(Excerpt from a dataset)
## START

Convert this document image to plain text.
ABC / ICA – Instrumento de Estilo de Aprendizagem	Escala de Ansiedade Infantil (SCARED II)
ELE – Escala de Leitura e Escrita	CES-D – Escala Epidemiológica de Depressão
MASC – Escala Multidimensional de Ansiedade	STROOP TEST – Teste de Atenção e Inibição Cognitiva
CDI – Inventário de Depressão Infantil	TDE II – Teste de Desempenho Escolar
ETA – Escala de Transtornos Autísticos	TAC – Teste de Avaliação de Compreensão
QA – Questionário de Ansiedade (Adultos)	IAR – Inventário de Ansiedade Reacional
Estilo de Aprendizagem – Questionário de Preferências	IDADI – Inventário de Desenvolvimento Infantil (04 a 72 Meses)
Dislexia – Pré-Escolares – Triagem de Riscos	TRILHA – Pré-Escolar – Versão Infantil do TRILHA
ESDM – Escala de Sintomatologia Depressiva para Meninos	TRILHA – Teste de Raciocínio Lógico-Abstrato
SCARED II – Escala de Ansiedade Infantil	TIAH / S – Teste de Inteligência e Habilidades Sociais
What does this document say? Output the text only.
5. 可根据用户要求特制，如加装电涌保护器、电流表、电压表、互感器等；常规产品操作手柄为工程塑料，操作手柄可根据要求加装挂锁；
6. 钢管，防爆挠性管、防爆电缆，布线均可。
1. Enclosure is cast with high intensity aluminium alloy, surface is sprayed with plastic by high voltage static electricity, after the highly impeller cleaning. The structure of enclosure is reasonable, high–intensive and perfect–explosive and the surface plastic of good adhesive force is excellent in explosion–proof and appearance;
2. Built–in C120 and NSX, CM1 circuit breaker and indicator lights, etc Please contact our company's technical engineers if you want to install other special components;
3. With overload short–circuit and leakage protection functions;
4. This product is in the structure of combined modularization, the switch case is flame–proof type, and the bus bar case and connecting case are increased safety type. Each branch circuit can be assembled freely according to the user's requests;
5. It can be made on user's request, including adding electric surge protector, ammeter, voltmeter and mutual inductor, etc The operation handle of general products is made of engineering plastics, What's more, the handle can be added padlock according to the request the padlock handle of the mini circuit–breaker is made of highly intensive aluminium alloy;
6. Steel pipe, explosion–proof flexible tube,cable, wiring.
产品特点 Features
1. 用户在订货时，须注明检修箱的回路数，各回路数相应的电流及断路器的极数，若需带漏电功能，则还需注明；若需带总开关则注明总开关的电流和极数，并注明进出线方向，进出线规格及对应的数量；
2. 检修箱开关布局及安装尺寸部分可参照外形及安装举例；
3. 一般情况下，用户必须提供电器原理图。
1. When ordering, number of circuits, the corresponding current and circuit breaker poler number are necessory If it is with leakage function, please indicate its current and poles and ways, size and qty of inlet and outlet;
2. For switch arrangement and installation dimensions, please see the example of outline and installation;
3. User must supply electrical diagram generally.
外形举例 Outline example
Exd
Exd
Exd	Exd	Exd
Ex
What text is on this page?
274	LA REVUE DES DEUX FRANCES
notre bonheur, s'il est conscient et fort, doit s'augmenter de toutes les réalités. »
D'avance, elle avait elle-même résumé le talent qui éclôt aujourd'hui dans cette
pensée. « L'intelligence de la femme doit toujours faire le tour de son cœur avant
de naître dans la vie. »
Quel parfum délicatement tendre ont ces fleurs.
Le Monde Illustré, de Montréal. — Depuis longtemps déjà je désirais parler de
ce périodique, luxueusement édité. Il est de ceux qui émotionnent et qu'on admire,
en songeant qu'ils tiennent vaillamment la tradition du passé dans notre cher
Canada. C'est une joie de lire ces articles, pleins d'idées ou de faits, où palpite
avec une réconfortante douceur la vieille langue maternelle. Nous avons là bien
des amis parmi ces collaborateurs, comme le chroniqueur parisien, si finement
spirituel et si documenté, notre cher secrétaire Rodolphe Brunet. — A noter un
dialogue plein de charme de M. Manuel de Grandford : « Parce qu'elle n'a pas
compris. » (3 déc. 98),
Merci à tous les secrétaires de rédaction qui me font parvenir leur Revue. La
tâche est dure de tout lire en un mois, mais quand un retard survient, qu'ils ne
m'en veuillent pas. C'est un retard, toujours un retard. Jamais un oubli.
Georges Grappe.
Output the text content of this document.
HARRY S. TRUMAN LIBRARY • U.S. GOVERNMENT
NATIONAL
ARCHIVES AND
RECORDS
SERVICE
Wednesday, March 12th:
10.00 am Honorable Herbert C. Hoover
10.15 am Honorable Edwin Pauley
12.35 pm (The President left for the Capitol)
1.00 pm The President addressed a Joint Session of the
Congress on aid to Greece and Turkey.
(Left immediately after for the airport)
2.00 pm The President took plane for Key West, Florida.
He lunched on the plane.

## END

- WHAT IS BEING ASKED -
For the entries above, state how many lines contain the word "Inventário". Provide the number by itself.

- EXPECTED OUTPUT -
3